**STATED EXERCISE**.
Go through the entries below and retype them exactly, omitting each picture.

**PROVIDED RECORDS**.

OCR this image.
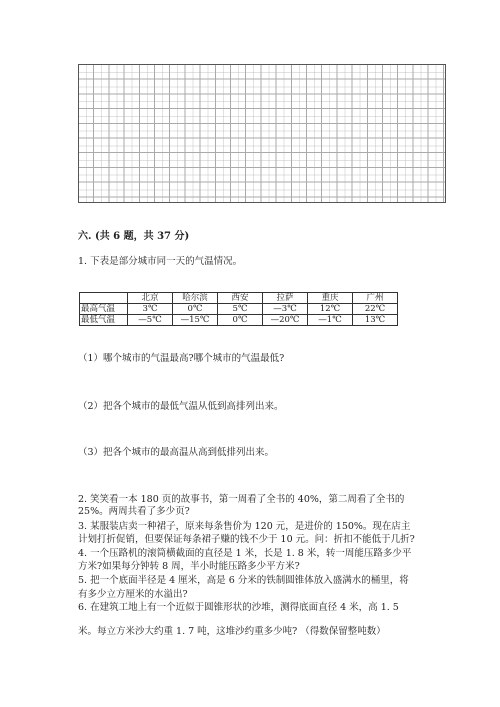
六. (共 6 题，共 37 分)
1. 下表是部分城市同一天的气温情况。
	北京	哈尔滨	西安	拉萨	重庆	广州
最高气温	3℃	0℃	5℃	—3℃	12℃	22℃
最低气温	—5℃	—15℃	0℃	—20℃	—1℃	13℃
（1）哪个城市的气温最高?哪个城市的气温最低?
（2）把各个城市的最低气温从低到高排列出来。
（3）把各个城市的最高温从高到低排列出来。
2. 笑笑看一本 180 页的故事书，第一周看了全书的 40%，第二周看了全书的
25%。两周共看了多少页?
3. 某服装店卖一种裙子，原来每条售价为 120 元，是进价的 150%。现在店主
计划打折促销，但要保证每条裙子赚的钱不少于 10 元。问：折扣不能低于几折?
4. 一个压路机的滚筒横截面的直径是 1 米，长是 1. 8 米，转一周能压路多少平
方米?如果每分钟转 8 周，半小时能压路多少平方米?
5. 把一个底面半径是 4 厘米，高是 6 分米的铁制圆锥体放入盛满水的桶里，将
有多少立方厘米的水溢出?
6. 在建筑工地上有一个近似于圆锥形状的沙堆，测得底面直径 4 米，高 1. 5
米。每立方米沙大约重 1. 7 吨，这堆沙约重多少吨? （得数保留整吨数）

**FULL ANSWER**.
OCR this image.
六. (共 6 题，共 37 分)
1. 下表是部分城市同一天的气温情况。
	北京	哈尔滨	西安	拉萨	重庆	广州
最高气温	3℃	0℃	5℃	—3℃	12℃	22℃
最低气温	—5℃	—15℃	0℃	—20℃	—1℃	13℃
（1）哪个城市的气温最高?哪个城市的气温最低?
（2）把各个城市的最低气温从低到高排列出来。
（3）把各个城市的最高温从高到低排列出来。
2. 笑笑看一本 180 页的故事书，第一周看了全书的 40%，第二周看了全书的
25%。两周共看了多少页?
3. 某服装店卖一种裙子，原来每条售价为 120 元，是进价的 150%。现在店主
计划打折促销，但要保证每条裙子赚的钱不少于 10 元。问：折扣不能低于几折?
4. 一个压路机的滚筒横截面的直径是 1 米，长是 1. 8 米，转一周能压路多少平
方米?如果每分钟转 8 周，半小时能压路多少平方米?
5. 把一个底面半径是 4 厘米，高是 6 分米的铁制圆锥体放入盛满水的桶里，将
有多少立方厘米的水溢出?
6. 在建筑工地上有一个近似于圆锥形状的沙堆，测得底面直径 4 米，高 1. 5
米。每立方米沙大约重 1. 7 吨，这堆沙约重多少吨? （得数保留整吨数）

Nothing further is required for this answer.